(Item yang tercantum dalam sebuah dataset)
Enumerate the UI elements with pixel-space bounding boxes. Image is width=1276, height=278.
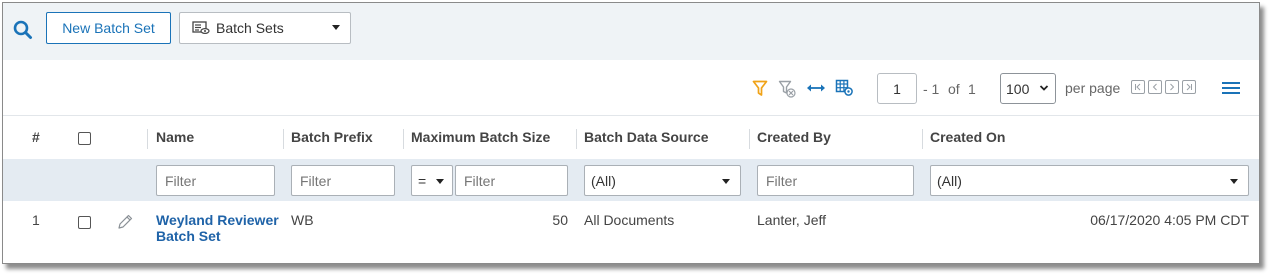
column-divider: [147, 129, 148, 149]
size-operator-value: =: [418, 172, 427, 189]
chevron-right-icon: [1170, 83, 1175, 91]
data-source-cell: All Documents: [584, 212, 675, 228]
column-header-max-batch-size[interactable]: Maximum Batch Size: [411, 129, 550, 145]
list-view-icon: [192, 21, 210, 35]
batch-prefix-filter-input[interactable]: [291, 165, 395, 196]
column-divider: [283, 129, 284, 149]
batch-set-name-line2: Batch Set: [156, 228, 221, 244]
per-page-label: per page: [1065, 80, 1121, 96]
column-divider: [403, 129, 404, 149]
top-toolbar: New Batch Set Batch Sets: [3, 3, 1259, 60]
edit-pencil-icon[interactable]: [116, 213, 134, 231]
prev-page-button[interactable]: [1148, 80, 1162, 94]
max-batch-size-cell: 50: [552, 212, 568, 228]
page-number-input[interactable]: [877, 73, 917, 104]
size-operator-select[interactable]: =: [411, 165, 453, 196]
next-page-button[interactable]: [1165, 80, 1179, 94]
column-divider: [576, 129, 577, 149]
total-pages: 1: [968, 81, 976, 97]
column-header-name[interactable]: Name: [156, 129, 194, 145]
batch-set-name-line1: Weyland Reviewer: [156, 212, 279, 228]
view-select[interactable]: Batch Sets: [179, 12, 351, 44]
column-header-created-on[interactable]: Created On: [930, 129, 1005, 145]
column-header-created-by[interactable]: Created By: [757, 129, 831, 145]
first-page-icon: [1135, 83, 1141, 91]
new-batch-set-button[interactable]: New Batch Set: [46, 12, 171, 44]
created-by-cell: Lanter, Jeff: [757, 212, 827, 228]
column-header-index: #: [32, 129, 40, 145]
view-select-value: Batch Sets: [216, 20, 284, 36]
chevron-down-icon: [1230, 179, 1238, 184]
filter-row: = (All) (All): [3, 159, 1259, 201]
created-by-filter-input[interactable]: [757, 165, 914, 196]
row-checkbox[interactable]: [78, 216, 91, 229]
column-header-batch-prefix[interactable]: Batch Prefix: [291, 129, 373, 145]
chevron-down-icon: [332, 25, 340, 30]
column-divider: [922, 129, 923, 149]
batch-set-name-link[interactable]: Weyland Reviewer Batch Set: [156, 212, 281, 244]
page-of-label: of: [948, 81, 960, 97]
clear-filter-icon[interactable]: [778, 80, 796, 98]
last-page-icon: [1186, 83, 1192, 91]
search-icon[interactable]: [12, 19, 34, 41]
grid-settings-icon[interactable]: [835, 79, 854, 97]
menu-icon[interactable]: [1222, 81, 1240, 95]
column-divider: [749, 129, 750, 149]
last-page-button[interactable]: [1182, 80, 1196, 94]
created-on-filter-value: (All): [937, 172, 962, 189]
column-header-data-source[interactable]: Batch Data Source: [584, 129, 708, 145]
row-index: 1: [32, 212, 40, 228]
filter-icon[interactable]: [752, 80, 768, 97]
first-page-button[interactable]: [1131, 80, 1145, 94]
table-row: 1 Weyland Reviewer Batch Set WB 50 All D…: [3, 201, 1259, 261]
data-source-filter-select[interactable]: (All): [584, 165, 741, 196]
created-on-filter-select[interactable]: (All): [930, 165, 1249, 196]
chevron-down-icon: [436, 179, 444, 184]
batch-sets-panel: New Batch Set Batch Sets 1 - 1 of 1 100 …: [2, 2, 1260, 264]
fit-columns-icon[interactable]: [806, 82, 826, 94]
chevron-left-icon: [1152, 83, 1157, 91]
per-page-select[interactable]: 100: [1000, 73, 1056, 104]
chevron-down-icon: [722, 179, 730, 184]
select-all-checkbox[interactable]: [78, 132, 91, 145]
name-filter-input[interactable]: [156, 165, 275, 196]
chevron-down-icon: [1039, 85, 1049, 91]
data-source-filter-value: (All): [591, 172, 616, 189]
page-range-text: - 1: [923, 81, 940, 97]
pager-bar: - 1 of 1 100 per page: [3, 60, 1259, 116]
batch-prefix-cell: WB: [291, 212, 314, 228]
created-on-cell: 06/17/2020 4:05 PM CDT: [1090, 212, 1249, 228]
max-batch-size-filter-input[interactable]: [455, 165, 568, 196]
per-page-value: 100: [1006, 80, 1030, 97]
table-header: # Name Batch Prefix Maximum Batch Size B…: [3, 117, 1259, 159]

▶ **TUJUAN LATIHAN**
Tampilkan ulang tanpa perubahan semua baris dari baris yang memuat "column-divider: [147, 129, 148, 149]" sampai baris yang memuat "column-divider: [749, 129, 750, 149]", termasuk kedua baris tersebut.

▶ **TUGAS YANG SELESAI**
column-divider: [147, 129, 148, 149]
size-operator-value: =: [418, 172, 427, 189]
chevron-right-icon: [1170, 83, 1175, 91]
data-source-cell: All Documents: [584, 212, 675, 228]
column-header-max-batch-size[interactable]: Maximum Batch Size: [411, 129, 550, 145]
list-view-icon: [192, 21, 210, 35]
batch-prefix-filter-input[interactable]: [291, 165, 395, 196]
column-divider: [283, 129, 284, 149]
batch-set-name-line2: Batch Set: [156, 228, 221, 244]
per-page-label: per page: [1065, 80, 1121, 96]
column-divider: [403, 129, 404, 149]
top-toolbar: New Batch Set Batch Sets: [3, 3, 1259, 60]
edit-pencil-icon[interactable]: [116, 213, 134, 231]
prev-page-button[interactable]: [1148, 80, 1162, 94]
max-batch-size-cell: 50: [552, 212, 568, 228]
page-number-input[interactable]: [877, 73, 917, 104]
size-operator-select[interactable]: =: [411, 165, 453, 196]
next-page-button[interactable]: [1165, 80, 1179, 94]
column-divider: [576, 129, 577, 149]
total-pages: 1: [968, 81, 976, 97]
column-header-name[interactable]: Name: [156, 129, 194, 145]
batch-set-name-line1: Weyland Reviewer: [156, 212, 279, 228]
view-select[interactable]: Batch Sets: [179, 12, 351, 44]
column-header-created-on[interactable]: Created On: [930, 129, 1005, 145]
column-header-created-by[interactable]: Created By: [757, 129, 831, 145]
first-page-icon: [1135, 83, 1141, 91]
new-batch-set-button[interactable]: New Batch Set: [46, 12, 171, 44]
created-by-cell: Lanter, Jeff: [757, 212, 827, 228]
column-header-index: #: [32, 129, 40, 145]
view-select-value: Batch Sets: [216, 20, 284, 36]
chevron-down-icon: [1230, 179, 1238, 184]
filter-row: = (All) (All): [3, 159, 1259, 201]
created-by-filter-input[interactable]: [757, 165, 914, 196]
row-checkbox[interactable]: [78, 216, 91, 229]
column-header-batch-prefix[interactable]: Batch Prefix: [291, 129, 373, 145]
chevron-down-icon: [332, 25, 340, 30]
column-divider: [922, 129, 923, 149]
batch-set-name-link[interactable]: Weyland Reviewer Batch Set: [156, 212, 281, 244]
page-of-label: of: [948, 81, 960, 97]
clear-filter-icon[interactable]: [778, 80, 796, 98]
last-page-icon: [1186, 83, 1192, 91]
search-icon[interactable]: [12, 19, 34, 41]
grid-settings-icon[interactable]: [835, 79, 854, 97]
menu-icon[interactable]: [1222, 81, 1240, 95]
column-divider: [749, 129, 750, 149]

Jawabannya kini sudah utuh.